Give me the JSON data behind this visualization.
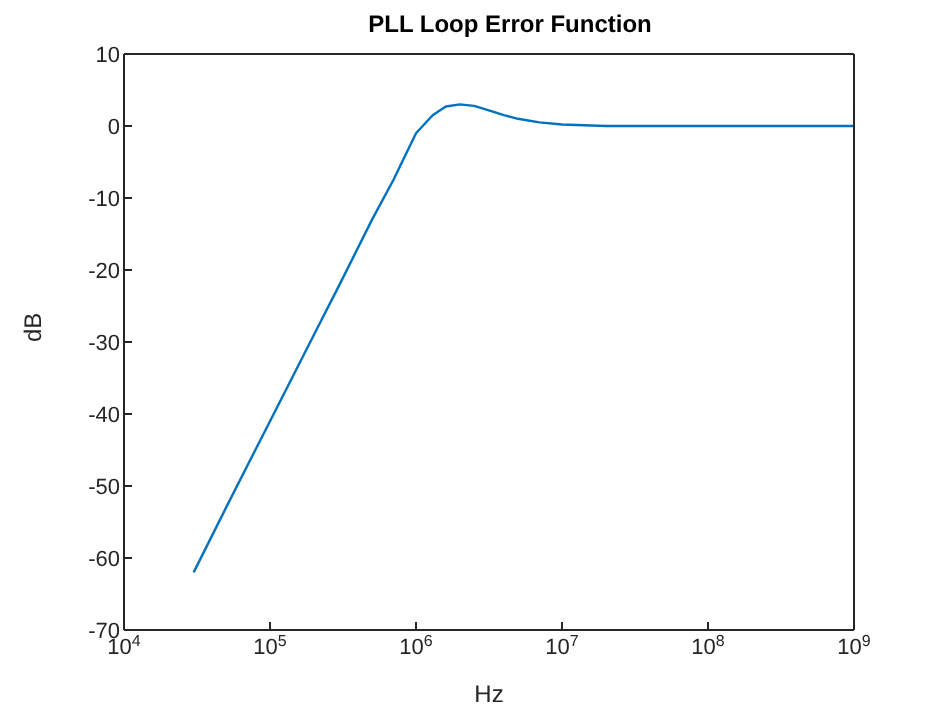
{
  "chart_data": {
    "type": "line",
    "title": "PLL Loop Error Function",
    "xlabel": "Hz",
    "ylabel": "dB",
    "log": "x",
    "grid": false,
    "marker": "none",
    "line_style": "solid",
    "x": [
      30000,
      50000,
      100000,
      200000,
      300000,
      500000,
      700000,
      1000000,
      1300000,
      1600000,
      2000000,
      2500000,
      3000000,
      4000000,
      5000000,
      7000000,
      10000000,
      20000000,
      100000000,
      1000000000
    ],
    "series": [
      {
        "color": "#0072bd",
        "values": [
          -62,
          -53,
          -41,
          -29,
          -22,
          -13,
          -7.5,
          -1,
          1.5,
          2.7,
          3,
          2.8,
          2.3,
          1.5,
          1,
          0.5,
          0.2,
          0,
          0,
          0
        ]
      }
    ],
    "xlim": [
      10000,
      1000000000
    ],
    "xticks": [
      {
        "value": 10000,
        "label": "10$^{4}$"
      },
      {
        "value": 100000,
        "label": "10$^{5}$"
      },
      {
        "value": 1000000,
        "label": "10$^{6}$"
      },
      {
        "value": 10000000,
        "label": "10$^{7}$"
      },
      {
        "value": 100000000,
        "label": "10$^{8}$"
      },
      {
        "value": 1000000000,
        "label": "10$^{9}$"
      }
    ],
    "ylim": [
      -70,
      10
    ],
    "yticks": [
      -70,
      -60,
      -50,
      -40,
      -30,
      -20,
      -10,
      0,
      10
    ]
  }
}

● ● ●

#### TASK OBJECTIVE:
Give back the entries verbatim. Do not include any picture.

#### THE RESULT:
Give me the JSON data behind this visualization.
{
  "chart_data": {
    "type": "line",
    "title": "PLL Loop Error Function",
    "xlabel": "Hz",
    "ylabel": "dB",
    "log": "x",
    "grid": false,
    "marker": "none",
    "line_style": "solid",
    "x": [
      30000,
      50000,
      100000,
      200000,
      300000,
      500000,
      700000,
      1000000,
      1300000,
      1600000,
      2000000,
      2500000,
      3000000,
      4000000,
      5000000,
      7000000,
      10000000,
      20000000,
      100000000,
      1000000000
    ],
    "series": [
      {
        "color": "#0072bd",
        "values": [
          -62,
          -53,
          -41,
          -29,
          -22,
          -13,
          -7.5,
          -1,
          1.5,
          2.7,
          3,
          2.8,
          2.3,
          1.5,
          1,
          0.5,
          0.2,
          0,
          0,
          0
        ]
      }
    ],
    "xlim": [
      10000,
      1000000000
    ],
    "xticks": [
      {
        "value": 10000,
        "label": "10$^{4}$"
      },
      {
        "value": 100000,
        "label": "10$^{5}$"
      },
      {
        "value": 1000000,
        "label": "10$^{6}$"
      },
      {
        "value": 10000000,
        "label": "10$^{7}$"
      },
      {
        "value": 100000000,
        "label": "10$^{8}$"
      },
      {
        "value": 1000000000,
        "label": "10$^{9}$"
      }
    ],
    "ylim": [
      -70,
      10
    ],
    "yticks": [
      -70,
      -60,
      -50,
      -40,
      -30,
      -20,
      -10,
      0,
      10
    ]
  }
}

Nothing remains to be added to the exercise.